Records for the task:
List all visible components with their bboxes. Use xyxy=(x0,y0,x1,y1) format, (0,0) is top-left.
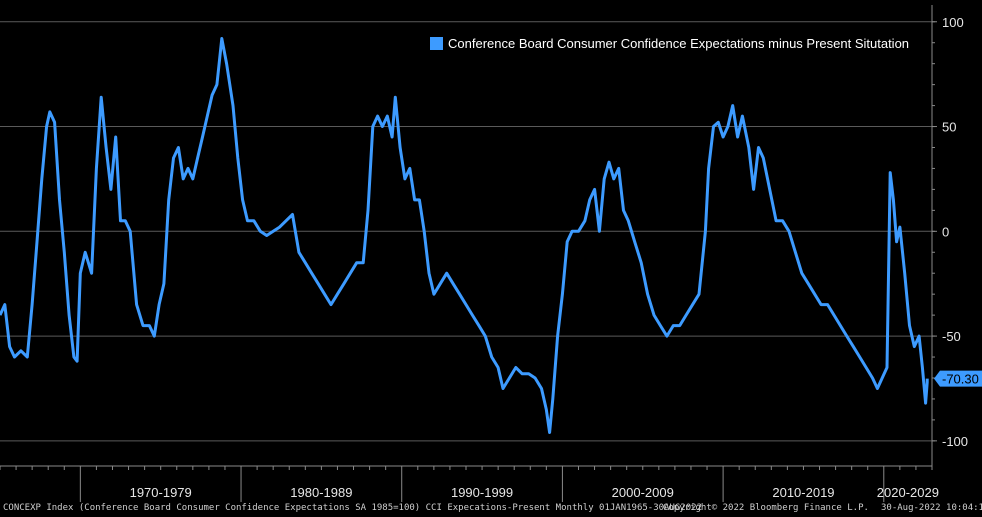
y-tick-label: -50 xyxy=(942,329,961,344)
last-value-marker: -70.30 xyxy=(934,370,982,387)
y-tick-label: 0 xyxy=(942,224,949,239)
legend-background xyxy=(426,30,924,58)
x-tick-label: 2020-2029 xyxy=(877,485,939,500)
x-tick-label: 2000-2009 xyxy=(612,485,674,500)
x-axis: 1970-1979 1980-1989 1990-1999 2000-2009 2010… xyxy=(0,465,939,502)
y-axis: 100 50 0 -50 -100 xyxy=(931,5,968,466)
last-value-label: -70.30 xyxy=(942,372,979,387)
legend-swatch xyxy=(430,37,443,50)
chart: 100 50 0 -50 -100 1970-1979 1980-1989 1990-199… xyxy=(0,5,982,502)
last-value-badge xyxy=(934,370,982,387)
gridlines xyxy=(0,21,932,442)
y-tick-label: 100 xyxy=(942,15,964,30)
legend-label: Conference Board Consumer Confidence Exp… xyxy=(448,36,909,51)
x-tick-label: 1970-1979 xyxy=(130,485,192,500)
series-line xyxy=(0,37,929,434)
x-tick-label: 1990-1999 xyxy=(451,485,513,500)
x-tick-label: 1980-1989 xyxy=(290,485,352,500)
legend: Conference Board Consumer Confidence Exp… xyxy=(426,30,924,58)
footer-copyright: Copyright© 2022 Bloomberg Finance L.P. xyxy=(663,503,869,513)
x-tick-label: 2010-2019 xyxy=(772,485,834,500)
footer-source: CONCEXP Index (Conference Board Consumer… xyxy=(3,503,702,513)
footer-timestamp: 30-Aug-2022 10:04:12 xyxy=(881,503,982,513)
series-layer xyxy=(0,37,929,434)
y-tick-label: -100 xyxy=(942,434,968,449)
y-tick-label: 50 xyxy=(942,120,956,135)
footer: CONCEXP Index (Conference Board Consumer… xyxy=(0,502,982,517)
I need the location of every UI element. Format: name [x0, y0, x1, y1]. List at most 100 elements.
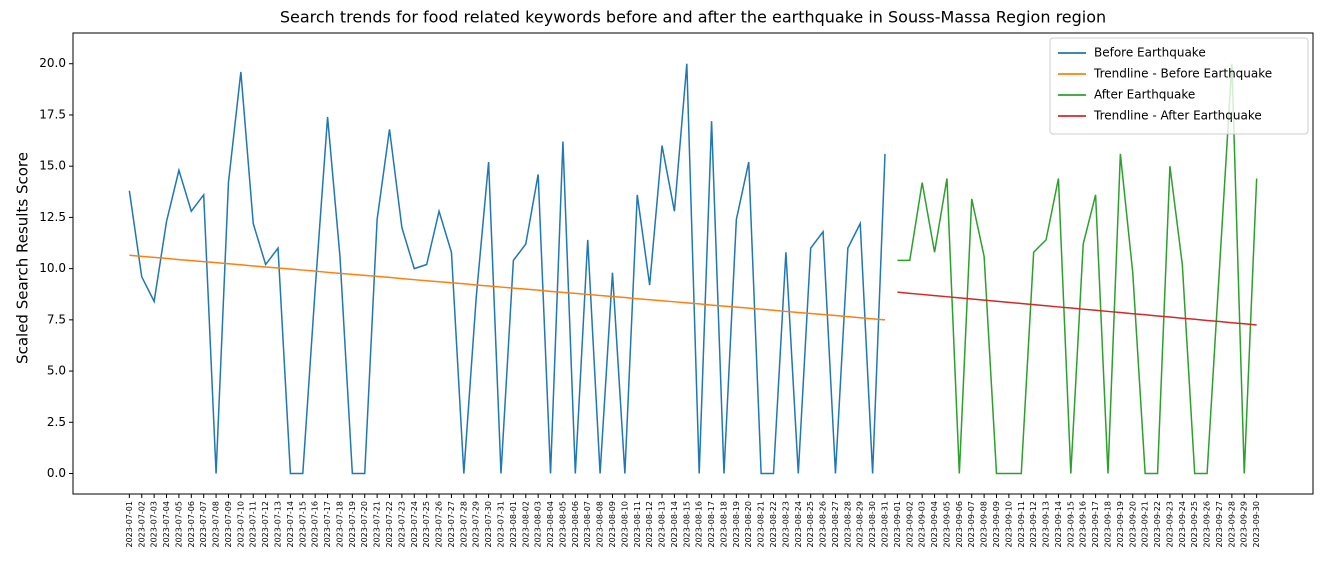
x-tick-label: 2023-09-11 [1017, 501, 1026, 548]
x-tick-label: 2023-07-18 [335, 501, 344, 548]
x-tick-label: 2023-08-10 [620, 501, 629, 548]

What the task requires: Please rewrite the material above with every "x-tick-label" changed to "x-label" and nothing else altered. Leave the pictures out.

Output for this task:
List all visible components with their bboxes. Use xyxy=(x0,y0,x1,y1) format, (0,0) is top-left.
y-tick-label: -50 xyxy=(942,329,961,344)
last-value-marker: -70.30 xyxy=(934,370,982,387)
y-tick-label: 0 xyxy=(942,224,949,239)
legend-background xyxy=(426,30,924,58)
x-label: 2020-2029 xyxy=(877,485,939,500)
x-label: 2000-2009 xyxy=(612,485,674,500)
x-axis: 1970-1979 1980-1989 1990-1999 2000-2009 2010… xyxy=(0,465,939,502)
y-axis: 100 50 0 -50 -100 xyxy=(931,5,968,466)
last-value-label: -70.30 xyxy=(942,372,979,387)
legend-swatch xyxy=(430,37,443,50)
chart: 100 50 0 -50 -100 1970-1979 1980-1989 1990-199… xyxy=(0,5,982,502)
last-value-badge xyxy=(934,370,982,387)
gridlines xyxy=(0,21,932,442)
y-tick-label: 100 xyxy=(942,15,964,30)
legend-label: Conference Board Consumer Confidence Exp… xyxy=(448,36,909,51)
x-label: 1970-1979 xyxy=(130,485,192,500)
series-line xyxy=(0,37,929,434)
x-label: 1990-1999 xyxy=(451,485,513,500)
x-label: 1980-1989 xyxy=(290,485,352,500)
legend: Conference Board Consumer Confidence Exp… xyxy=(426,30,924,58)
footer-copyright: Copyright© 2022 Bloomberg Finance L.P. xyxy=(663,503,869,513)
x-label: 2010-2019 xyxy=(772,485,834,500)
footer-source: CONCEXP Index (Conference Board Consumer… xyxy=(3,503,702,513)
footer-timestamp: 30-Aug-2022 10:04:12 xyxy=(881,503,982,513)
series-layer xyxy=(0,37,929,434)
y-tick-label: -100 xyxy=(942,434,968,449)
y-tick-label: 50 xyxy=(942,120,956,135)
footer: CONCEXP Index (Conference Board Consumer… xyxy=(0,502,982,517)
I need the location of every UI element. Format: name [x0, y0, x1, y1]. List at most 100 elements.
x-label: 2023-09-11 [1017, 501, 1026, 548]
x-label: 2023-07-18 [335, 501, 344, 548]
x-label: 2023-08-10 [620, 501, 629, 548]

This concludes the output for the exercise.